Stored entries
********************

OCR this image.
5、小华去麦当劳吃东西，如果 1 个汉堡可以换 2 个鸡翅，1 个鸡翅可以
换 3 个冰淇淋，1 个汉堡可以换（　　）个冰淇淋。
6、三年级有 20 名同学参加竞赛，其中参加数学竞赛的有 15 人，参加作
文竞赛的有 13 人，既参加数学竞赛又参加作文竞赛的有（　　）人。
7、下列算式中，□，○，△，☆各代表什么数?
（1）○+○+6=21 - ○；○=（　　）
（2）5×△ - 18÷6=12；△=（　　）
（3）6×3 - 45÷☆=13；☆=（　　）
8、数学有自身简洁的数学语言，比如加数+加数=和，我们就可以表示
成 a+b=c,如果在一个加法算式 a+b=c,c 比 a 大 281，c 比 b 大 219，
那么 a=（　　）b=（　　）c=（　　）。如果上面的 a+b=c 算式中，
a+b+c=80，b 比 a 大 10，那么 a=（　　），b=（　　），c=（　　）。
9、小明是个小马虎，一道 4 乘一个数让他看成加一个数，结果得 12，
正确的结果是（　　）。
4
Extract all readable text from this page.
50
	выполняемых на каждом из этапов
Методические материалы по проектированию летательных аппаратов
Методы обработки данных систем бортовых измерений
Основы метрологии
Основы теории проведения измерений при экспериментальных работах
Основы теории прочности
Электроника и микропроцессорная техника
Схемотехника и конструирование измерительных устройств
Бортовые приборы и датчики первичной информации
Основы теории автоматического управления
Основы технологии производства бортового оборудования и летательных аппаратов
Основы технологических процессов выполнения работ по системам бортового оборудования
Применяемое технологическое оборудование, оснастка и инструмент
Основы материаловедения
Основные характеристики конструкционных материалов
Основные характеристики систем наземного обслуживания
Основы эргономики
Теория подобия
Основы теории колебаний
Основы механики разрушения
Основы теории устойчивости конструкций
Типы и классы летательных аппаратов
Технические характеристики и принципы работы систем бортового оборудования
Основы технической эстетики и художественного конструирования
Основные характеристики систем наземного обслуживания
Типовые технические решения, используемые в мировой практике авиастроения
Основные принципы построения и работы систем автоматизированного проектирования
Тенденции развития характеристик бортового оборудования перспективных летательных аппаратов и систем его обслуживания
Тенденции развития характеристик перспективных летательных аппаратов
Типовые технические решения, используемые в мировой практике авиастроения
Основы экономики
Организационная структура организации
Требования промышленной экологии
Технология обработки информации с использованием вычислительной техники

********************

> _PROBLEM TO SOLVE_
Copy the records above exactly as they appear.

> _TASK ANSWER_
OCR this image.
5、小华去麦当劳吃东西，如果 1 个汉堡可以换 2 个鸡翅，1 个鸡翅可以
换 3 个冰淇淋，1 个汉堡可以换（　　）个冰淇淋。
6、三年级有 20 名同学参加竞赛，其中参加数学竞赛的有 15 人，参加作
文竞赛的有 13 人，既参加数学竞赛又参加作文竞赛的有（　　）人。
7、下列算式中，□，○，△，☆各代表什么数?
（1）○+○+6=21 - ○；○=（　　）
（2）5×△ - 18÷6=12；△=（　　）
（3）6×3 - 45÷☆=13；☆=（　　）
8、数学有自身简洁的数学语言，比如加数+加数=和，我们就可以表示
成 a+b=c,如果在一个加法算式 a+b=c,c 比 a 大 281，c 比 b 大 219，
那么 a=（　　）b=（　　）c=（　　）。如果上面的 a+b=c 算式中，
a+b+c=80，b 比 a 大 10，那么 a=（　　），b=（　　），c=（　　）。
9、小明是个小马虎，一道 4 乘一个数让他看成加一个数，结果得 12，
正确的结果是（　　）。
4
Extract all readable text from this page.
50
	выполняемых на каждом из этапов
Методические материалы по проектированию летательных аппаратов
Методы обработки данных систем бортовых измерений
Основы метрологии
Основы теории проведения измерений при экспериментальных работах
Основы теории прочности
Электроника и микропроцессорная техника
Схемотехника и конструирование измерительных устройств
Бортовые приборы и датчики первичной информации
Основы теории автоматического управления
Основы технологии производства бортового оборудования и летательных аппаратов
Основы технологических процессов выполнения работ по системам бортового оборудования
Применяемое технологическое оборудование, оснастка и инструмент
Основы материаловедения
Основные характеристики конструкционных материалов
Основные характеристики систем наземного обслуживания
Основы эргономики
Теория подобия
Основы теории колебаний
Основы механики разрушения
Основы теории устойчивости конструкций
Типы и классы летательных аппаратов
Технические характеристики и принципы работы систем бортового оборудования
Основы технической эстетики и художественного конструирования
Основные характеристики систем наземного обслуживания
Типовые технические решения, используемые в мировой практике авиастроения
Основные принципы построения и работы систем автоматизированного проектирования
Тенденции развития характеристик бортового оборудования перспективных летательных аппаратов и систем его обслуживания
Тенденции развития характеристик перспективных летательных аппаратов
Типовые технические решения, используемые в мировой практике авиастроения
Основы экономики
Организационная структура организации
Требования промышленной экологии
Технология обработки информации с использованием вычислительной техники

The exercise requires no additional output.